═════ INFORMATION SUPPLIED ═════
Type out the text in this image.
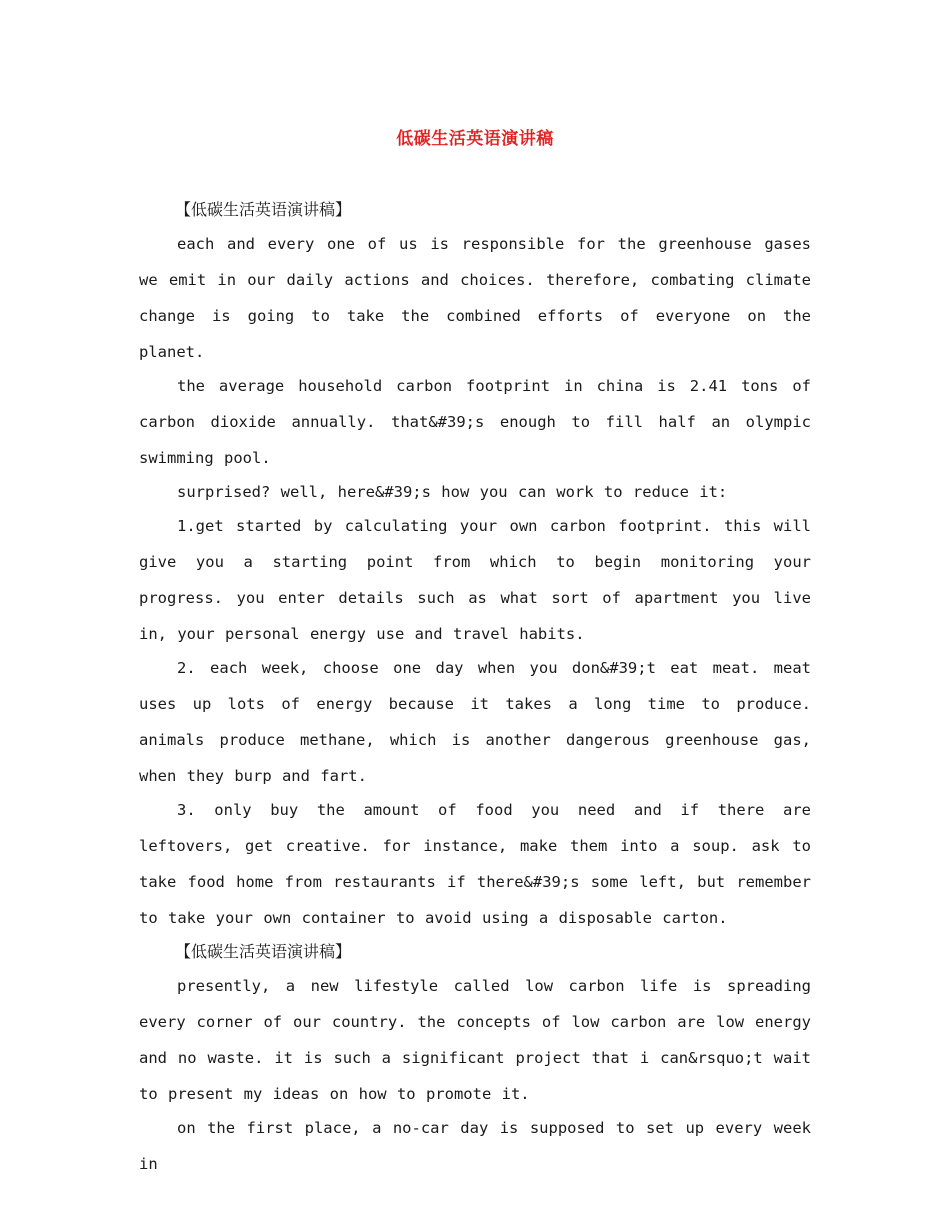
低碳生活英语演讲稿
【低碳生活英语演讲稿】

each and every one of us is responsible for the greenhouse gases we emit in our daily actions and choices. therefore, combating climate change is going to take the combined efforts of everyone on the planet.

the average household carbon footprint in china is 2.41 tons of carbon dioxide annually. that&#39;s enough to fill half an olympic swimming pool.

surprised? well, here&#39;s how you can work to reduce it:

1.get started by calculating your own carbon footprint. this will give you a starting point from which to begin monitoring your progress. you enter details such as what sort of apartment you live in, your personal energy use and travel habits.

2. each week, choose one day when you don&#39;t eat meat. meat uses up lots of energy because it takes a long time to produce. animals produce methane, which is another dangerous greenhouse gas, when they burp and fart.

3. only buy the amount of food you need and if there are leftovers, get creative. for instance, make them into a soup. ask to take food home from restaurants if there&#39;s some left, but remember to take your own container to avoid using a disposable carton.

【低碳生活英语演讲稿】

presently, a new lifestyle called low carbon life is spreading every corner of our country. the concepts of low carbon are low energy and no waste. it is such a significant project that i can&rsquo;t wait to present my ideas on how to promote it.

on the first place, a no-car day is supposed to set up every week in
═════
* [WHAT YOU WILL DO] In the listing above, how many lines hold the word "week"? Give the number and nothing more.

* [RESULT OF THE TASK] 2